Only the lines that hold "memory" should be in the answer, each copied from the data below.

(LISTED RECORDS)

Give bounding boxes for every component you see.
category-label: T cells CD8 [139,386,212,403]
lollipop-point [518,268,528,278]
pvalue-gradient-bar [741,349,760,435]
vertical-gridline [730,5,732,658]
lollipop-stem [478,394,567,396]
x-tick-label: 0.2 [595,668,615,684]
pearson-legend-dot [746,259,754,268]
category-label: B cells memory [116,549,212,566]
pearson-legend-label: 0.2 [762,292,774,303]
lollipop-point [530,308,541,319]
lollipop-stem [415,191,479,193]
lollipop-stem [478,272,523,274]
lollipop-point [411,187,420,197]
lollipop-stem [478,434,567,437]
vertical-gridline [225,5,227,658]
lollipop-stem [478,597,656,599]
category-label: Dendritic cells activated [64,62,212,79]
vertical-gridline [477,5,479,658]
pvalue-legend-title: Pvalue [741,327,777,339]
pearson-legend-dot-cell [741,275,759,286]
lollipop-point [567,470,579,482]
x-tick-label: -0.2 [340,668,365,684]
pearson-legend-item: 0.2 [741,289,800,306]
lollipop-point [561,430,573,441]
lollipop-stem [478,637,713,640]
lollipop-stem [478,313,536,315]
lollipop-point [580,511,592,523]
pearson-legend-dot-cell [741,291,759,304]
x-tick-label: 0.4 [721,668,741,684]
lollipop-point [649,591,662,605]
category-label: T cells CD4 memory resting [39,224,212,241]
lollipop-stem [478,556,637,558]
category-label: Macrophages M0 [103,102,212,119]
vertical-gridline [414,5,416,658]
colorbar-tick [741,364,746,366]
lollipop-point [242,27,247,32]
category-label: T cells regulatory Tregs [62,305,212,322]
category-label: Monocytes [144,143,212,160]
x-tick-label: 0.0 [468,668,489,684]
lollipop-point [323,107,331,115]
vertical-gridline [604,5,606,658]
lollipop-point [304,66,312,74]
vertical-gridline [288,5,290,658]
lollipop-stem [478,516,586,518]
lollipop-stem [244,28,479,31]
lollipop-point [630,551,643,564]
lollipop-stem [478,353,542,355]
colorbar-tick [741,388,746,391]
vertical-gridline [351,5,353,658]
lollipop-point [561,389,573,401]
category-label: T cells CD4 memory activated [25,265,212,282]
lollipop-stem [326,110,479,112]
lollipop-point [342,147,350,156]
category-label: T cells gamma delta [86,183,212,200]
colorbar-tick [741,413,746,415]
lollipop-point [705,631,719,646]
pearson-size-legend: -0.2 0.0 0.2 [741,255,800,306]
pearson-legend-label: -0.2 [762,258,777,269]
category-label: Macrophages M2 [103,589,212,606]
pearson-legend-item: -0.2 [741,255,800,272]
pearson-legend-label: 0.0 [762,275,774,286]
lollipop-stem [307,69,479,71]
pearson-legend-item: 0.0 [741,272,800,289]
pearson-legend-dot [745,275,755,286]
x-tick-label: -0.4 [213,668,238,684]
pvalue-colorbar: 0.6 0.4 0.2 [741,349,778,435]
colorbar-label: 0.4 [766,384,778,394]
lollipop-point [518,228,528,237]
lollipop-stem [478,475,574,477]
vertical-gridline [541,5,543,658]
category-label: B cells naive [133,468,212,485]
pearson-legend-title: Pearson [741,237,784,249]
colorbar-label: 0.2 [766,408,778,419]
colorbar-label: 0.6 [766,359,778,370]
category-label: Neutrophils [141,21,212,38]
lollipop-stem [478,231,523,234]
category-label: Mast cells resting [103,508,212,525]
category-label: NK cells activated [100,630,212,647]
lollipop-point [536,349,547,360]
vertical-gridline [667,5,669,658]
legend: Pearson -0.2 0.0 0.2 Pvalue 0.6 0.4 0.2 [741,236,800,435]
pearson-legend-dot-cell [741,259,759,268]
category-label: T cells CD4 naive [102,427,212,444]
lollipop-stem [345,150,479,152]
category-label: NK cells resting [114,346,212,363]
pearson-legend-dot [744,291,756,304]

(End LISTED RECORDS)

**EXERCISE OUTPUT:**
category-label: B cells memory [116,549,212,566]
category-label: T cells CD4 memory resting [39,224,212,241]
category-label: T cells CD4 memory activated [25,265,212,282]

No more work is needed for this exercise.